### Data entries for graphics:
● ● ● ● ●
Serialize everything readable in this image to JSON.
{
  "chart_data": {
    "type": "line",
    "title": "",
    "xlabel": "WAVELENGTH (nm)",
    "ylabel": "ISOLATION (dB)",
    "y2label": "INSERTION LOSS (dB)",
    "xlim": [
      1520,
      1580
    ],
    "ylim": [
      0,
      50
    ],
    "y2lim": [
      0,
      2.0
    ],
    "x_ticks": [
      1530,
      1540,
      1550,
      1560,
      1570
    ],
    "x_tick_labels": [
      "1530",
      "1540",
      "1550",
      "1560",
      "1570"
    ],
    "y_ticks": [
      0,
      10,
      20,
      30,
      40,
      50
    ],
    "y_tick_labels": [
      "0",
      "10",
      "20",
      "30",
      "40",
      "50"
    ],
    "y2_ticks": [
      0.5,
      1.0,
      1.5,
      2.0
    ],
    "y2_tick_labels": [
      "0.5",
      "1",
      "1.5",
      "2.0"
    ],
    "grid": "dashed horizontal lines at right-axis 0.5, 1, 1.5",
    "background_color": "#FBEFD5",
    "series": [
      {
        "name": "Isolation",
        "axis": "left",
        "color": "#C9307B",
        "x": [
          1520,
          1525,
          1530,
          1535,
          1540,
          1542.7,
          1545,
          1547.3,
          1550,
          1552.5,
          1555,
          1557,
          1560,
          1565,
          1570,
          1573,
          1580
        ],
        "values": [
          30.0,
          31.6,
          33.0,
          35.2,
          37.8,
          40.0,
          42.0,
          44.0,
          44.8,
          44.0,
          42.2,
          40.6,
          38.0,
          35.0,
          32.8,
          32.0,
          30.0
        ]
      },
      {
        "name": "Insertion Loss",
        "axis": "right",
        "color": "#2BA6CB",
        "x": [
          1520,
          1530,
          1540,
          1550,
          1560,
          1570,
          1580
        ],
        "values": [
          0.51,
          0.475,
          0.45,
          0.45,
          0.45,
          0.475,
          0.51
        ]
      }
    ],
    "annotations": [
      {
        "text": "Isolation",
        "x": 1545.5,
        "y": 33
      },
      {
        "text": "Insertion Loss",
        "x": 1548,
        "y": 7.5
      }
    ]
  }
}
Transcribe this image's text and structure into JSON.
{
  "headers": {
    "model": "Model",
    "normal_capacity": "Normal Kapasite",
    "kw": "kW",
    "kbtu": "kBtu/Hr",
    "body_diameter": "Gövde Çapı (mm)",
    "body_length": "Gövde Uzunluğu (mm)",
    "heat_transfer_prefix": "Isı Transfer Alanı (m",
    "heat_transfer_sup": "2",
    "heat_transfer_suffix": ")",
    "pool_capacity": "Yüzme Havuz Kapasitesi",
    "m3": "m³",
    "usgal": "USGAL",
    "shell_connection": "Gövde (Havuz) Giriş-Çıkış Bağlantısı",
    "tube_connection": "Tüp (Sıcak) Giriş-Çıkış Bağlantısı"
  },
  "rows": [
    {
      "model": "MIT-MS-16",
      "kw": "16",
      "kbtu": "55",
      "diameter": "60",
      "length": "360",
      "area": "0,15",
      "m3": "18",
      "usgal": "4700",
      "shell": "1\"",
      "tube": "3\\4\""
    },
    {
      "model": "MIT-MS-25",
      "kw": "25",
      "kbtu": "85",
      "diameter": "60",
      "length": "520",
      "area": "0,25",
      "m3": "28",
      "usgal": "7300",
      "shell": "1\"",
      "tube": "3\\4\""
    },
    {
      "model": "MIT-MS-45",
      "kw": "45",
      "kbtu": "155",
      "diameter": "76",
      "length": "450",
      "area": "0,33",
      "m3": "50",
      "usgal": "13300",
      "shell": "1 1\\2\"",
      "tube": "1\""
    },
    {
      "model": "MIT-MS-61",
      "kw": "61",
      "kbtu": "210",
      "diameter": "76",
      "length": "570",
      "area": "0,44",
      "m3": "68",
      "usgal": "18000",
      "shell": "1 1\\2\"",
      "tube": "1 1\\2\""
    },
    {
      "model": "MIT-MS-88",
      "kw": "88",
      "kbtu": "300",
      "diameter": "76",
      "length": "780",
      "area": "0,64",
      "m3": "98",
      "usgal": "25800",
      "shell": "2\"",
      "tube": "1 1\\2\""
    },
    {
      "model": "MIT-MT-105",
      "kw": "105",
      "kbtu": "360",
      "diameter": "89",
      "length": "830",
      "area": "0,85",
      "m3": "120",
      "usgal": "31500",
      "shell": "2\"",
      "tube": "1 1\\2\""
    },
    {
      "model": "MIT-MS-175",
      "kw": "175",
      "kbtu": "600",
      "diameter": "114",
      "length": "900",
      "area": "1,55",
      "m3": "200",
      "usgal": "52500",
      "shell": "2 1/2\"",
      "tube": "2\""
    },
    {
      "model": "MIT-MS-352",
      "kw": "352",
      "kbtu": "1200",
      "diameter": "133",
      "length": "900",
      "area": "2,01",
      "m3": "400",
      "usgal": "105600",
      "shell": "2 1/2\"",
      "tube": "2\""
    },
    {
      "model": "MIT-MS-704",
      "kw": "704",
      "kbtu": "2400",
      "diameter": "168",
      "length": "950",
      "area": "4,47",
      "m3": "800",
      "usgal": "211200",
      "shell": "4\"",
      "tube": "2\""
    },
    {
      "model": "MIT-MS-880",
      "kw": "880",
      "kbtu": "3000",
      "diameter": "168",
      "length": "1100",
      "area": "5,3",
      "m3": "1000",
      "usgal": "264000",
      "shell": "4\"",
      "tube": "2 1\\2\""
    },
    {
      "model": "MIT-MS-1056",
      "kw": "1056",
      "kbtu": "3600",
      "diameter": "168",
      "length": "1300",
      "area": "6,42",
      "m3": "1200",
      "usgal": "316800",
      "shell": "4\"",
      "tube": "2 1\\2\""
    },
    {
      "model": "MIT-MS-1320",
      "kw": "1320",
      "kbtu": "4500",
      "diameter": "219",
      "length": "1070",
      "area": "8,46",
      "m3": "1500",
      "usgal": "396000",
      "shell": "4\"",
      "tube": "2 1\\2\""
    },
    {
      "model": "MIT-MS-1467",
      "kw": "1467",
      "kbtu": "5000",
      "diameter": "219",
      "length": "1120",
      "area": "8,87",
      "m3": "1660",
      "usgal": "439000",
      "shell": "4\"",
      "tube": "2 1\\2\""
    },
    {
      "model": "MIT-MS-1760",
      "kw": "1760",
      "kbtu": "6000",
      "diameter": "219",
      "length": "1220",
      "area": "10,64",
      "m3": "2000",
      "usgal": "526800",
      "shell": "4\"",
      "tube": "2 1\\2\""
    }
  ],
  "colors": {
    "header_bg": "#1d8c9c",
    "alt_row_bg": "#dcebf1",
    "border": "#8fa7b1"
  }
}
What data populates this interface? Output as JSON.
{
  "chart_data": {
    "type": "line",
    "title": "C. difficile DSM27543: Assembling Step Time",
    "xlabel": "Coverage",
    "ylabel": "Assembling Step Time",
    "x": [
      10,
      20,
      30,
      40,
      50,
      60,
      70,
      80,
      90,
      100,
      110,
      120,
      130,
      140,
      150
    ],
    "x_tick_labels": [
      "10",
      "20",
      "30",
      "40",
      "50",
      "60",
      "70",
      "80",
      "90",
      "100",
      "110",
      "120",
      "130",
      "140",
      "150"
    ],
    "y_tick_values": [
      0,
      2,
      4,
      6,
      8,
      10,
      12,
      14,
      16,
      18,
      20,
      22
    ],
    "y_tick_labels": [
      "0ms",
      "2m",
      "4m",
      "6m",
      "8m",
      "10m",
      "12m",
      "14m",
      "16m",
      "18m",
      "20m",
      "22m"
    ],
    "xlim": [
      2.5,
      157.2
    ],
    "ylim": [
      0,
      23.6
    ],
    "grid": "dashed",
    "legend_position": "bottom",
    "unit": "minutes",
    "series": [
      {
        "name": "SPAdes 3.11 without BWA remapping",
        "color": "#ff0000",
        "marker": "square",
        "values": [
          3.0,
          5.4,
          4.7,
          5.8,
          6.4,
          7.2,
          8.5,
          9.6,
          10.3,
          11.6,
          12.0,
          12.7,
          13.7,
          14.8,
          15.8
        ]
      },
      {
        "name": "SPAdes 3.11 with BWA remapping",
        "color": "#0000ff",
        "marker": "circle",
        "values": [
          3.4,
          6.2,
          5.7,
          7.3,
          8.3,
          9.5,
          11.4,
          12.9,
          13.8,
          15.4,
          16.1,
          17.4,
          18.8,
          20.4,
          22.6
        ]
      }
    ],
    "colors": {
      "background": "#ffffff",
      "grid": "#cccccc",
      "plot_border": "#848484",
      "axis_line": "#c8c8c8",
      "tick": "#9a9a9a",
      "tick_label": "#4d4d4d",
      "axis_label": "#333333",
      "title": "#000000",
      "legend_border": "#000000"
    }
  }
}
● ● ● ● ●
From the data above, gather every line that includes the word "title".

### ANSWER TO THIS TASK:
    "title": "",
    "title": "C. difficile DSM27543: Assembling Step Time",
      "title": "#000000",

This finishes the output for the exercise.